Written problem: Each line below should be reproduced without any alteration.

Extracts from a graphics dataset:
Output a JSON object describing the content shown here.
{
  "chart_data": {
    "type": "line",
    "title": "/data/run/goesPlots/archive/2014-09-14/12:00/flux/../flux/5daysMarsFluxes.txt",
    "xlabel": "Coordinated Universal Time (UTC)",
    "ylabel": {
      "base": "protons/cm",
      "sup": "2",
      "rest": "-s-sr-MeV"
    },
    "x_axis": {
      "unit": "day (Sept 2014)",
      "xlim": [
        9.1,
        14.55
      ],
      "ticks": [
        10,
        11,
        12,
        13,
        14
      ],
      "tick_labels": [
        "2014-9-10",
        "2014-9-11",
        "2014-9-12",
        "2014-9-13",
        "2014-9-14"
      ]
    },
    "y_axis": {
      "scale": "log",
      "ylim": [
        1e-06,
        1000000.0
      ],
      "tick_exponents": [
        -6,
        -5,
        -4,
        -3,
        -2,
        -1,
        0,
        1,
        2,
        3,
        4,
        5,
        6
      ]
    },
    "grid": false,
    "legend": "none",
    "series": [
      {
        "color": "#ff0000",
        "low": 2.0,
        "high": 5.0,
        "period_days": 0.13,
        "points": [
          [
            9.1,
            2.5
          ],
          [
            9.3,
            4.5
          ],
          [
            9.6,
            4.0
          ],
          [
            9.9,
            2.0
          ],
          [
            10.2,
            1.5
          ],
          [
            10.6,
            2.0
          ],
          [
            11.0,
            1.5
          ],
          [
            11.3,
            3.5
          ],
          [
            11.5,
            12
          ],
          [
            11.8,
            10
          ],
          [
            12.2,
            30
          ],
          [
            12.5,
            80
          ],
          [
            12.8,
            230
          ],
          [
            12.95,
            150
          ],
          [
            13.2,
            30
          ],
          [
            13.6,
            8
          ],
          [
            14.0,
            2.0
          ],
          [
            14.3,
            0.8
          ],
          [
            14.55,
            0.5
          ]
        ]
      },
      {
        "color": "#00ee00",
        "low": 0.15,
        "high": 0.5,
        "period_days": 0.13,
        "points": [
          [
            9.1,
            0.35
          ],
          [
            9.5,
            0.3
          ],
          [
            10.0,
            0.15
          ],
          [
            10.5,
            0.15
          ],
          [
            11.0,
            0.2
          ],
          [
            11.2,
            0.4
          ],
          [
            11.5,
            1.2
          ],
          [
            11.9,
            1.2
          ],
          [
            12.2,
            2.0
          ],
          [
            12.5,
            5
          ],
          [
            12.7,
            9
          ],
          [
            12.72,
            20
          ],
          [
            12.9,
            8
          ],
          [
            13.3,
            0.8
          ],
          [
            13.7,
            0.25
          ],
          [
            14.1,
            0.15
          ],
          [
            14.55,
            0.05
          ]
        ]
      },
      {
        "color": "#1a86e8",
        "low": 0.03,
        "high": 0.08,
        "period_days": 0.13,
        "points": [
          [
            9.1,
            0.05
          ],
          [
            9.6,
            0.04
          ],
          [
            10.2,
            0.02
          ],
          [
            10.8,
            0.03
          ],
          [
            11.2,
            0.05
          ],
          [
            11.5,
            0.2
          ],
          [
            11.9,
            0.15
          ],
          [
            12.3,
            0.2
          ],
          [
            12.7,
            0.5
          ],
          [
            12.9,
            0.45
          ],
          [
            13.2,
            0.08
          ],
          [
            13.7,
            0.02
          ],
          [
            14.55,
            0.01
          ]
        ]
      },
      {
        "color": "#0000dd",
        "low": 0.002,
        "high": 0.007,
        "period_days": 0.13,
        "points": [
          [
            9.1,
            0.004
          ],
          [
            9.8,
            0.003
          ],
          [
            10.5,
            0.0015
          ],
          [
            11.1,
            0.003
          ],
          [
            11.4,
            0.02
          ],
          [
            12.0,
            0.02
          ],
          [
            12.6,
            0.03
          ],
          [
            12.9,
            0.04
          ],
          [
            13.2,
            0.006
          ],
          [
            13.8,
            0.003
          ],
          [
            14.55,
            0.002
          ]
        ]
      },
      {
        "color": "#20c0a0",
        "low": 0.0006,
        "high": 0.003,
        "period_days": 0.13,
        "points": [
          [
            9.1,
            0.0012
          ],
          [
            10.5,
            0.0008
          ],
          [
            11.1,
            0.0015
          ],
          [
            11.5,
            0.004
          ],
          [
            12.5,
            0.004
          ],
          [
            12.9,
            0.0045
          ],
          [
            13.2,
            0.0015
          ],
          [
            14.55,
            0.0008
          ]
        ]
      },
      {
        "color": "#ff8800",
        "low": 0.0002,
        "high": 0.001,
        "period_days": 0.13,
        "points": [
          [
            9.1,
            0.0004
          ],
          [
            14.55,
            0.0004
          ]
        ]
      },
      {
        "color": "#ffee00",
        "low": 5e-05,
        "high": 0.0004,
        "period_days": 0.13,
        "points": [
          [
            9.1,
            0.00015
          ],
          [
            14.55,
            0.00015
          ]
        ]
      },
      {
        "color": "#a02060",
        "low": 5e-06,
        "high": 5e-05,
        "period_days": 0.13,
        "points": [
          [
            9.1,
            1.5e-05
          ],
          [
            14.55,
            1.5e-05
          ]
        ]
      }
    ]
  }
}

Reply to the task:
Output a JSON object describing the content shown here.
{
  "chart_data": {
    "type": "line",
    "title": "/data/run/goesPlots/archive/2014-09-14/12:00/flux/../flux/5daysMarsFluxes.txt",
    "xlabel": "Coordinated Universal Time (UTC)",
    "ylabel": {
      "base": "protons/cm",
      "sup": "2",
      "rest": "-s-sr-MeV"
    },
    "x_axis": {
      "unit": "day (Sept 2014)",
      "xlim": [
        9.1,
        14.55
      ],
      "ticks": [
        10,
        11,
        12,
        13,
        14
      ],
      "tick_labels": [
        "2014-9-10",
        "2014-9-11",
        "2014-9-12",
        "2014-9-13",
        "2014-9-14"
      ]
    },
    "y_axis": {
      "scale": "log",
      "ylim": [
        1e-06,
        1000000.0
      ],
      "tick_exponents": [
        -6,
        -5,
        -4,
        -3,
        -2,
        -1,
        0,
        1,
        2,
        3,
        4,
        5,
        6
      ]
    },
    "grid": false,
    "legend": "none",
    "series": [
      {
        "color": "#ff0000",
        "low": 2.0,
        "high": 5.0,
        "period_days": 0.13,
        "points": [
          [
            9.1,
            2.5
          ],
          [
            9.3,
            4.5
          ],
          [
            9.6,
            4.0
          ],
          [
            9.9,
            2.0
          ],
          [
            10.2,
            1.5
          ],
          [
            10.6,
            2.0
          ],
          [
            11.0,
            1.5
          ],
          [
            11.3,
            3.5
          ],
          [
            11.5,
            12
          ],
          [
            11.8,
            10
          ],
          [
            12.2,
            30
          ],
          [
            12.5,
            80
          ],
          [
            12.8,
            230
          ],
          [
            12.95,
            150
          ],
          [
            13.2,
            30
          ],
          [
            13.6,
            8
          ],
          [
            14.0,
            2.0
          ],
          [
            14.3,
            0.8
          ],
          [
            14.55,
            0.5
          ]
        ]
      },
      {
        "color": "#00ee00",
        "low": 0.15,
        "high": 0.5,
        "period_days": 0.13,
        "points": [
          [
            9.1,
            0.35
          ],
          [
            9.5,
            0.3
          ],
          [
            10.0,
            0.15
          ],
          [
            10.5,
            0.15
          ],
          [
            11.0,
            0.2
          ],
          [
            11.2,
            0.4
          ],
          [
            11.5,
            1.2
          ],
          [
            11.9,
            1.2
          ],
          [
            12.2,
            2.0
          ],
          [
            12.5,
            5
          ],
          [
            12.7,
            9
          ],
          [
            12.72,
            20
          ],
          [
            12.9,
            8
          ],
          [
            13.3,
            0.8
          ],
          [
            13.7,
            0.25
          ],
          [
            14.1,
            0.15
          ],
          [
            14.55,
            0.05
          ]
        ]
      },
      {
        "color": "#1a86e8",
        "low": 0.03,
        "high": 0.08,
        "period_days": 0.13,
        "points": [
          [
            9.1,
            0.05
          ],
          [
            9.6,
            0.04
          ],
          [
            10.2,
            0.02
          ],
          [
            10.8,
            0.03
          ],
          [
            11.2,
            0.05
          ],
          [
            11.5,
            0.2
          ],
          [
            11.9,
            0.15
          ],
          [
            12.3,
            0.2
          ],
          [
            12.7,
            0.5
          ],
          [
            12.9,
            0.45
          ],
          [
            13.2,
            0.08
          ],
          [
            13.7,
            0.02
          ],
          [
            14.55,
            0.01
          ]
        ]
      },
      {
        "color": "#0000dd",
        "low": 0.002,
        "high": 0.007,
        "period_days": 0.13,
        "points": [
          [
            9.1,
            0.004
          ],
          [
            9.8,
            0.003
          ],
          [
            10.5,
            0.0015
          ],
          [
            11.1,
            0.003
          ],
          [
            11.4,
            0.02
          ],
          [
            12.0,
            0.02
          ],
          [
            12.6,
            0.03
          ],
          [
            12.9,
            0.04
          ],
          [
            13.2,
            0.006
          ],
          [
            13.8,
            0.003
          ],
          [
            14.55,
            0.002
          ]
        ]
      },
      {
        "color": "#20c0a0",
        "low": 0.0006,
        "high": 0.003,
        "period_days": 0.13,
        "points": [
          [
            9.1,
            0.0012
          ],
          [
            10.5,
            0.0008
          ],
          [
            11.1,
            0.0015
          ],
          [
            11.5,
            0.004
          ],
          [
            12.5,
            0.004
          ],
          [
            12.9,
            0.0045
          ],
          [
            13.2,
            0.0015
          ],
          [
            14.55,
            0.0008
          ]
        ]
      },
      {
        "color": "#ff8800",
        "low": 0.0002,
        "high": 0.001,
        "period_days": 0.13,
        "points": [
          [
            9.1,
            0.0004
          ],
          [
            14.55,
            0.0004
          ]
        ]
      },
      {
        "color": "#ffee00",
        "low": 5e-05,
        "high": 0.0004,
        "period_days": 0.13,
        "points": [
          [
            9.1,
            0.00015
          ],
          [
            14.55,
            0.00015
          ]
        ]
      },
      {
        "color": "#a02060",
        "low": 5e-06,
        "high": 5e-05,
        "period_days": 0.13,
        "points": [
          [
            9.1,
            1.5e-05
          ],
          [
            14.55,
            1.5e-05
          ]
        ]
      }
    ]
  }
}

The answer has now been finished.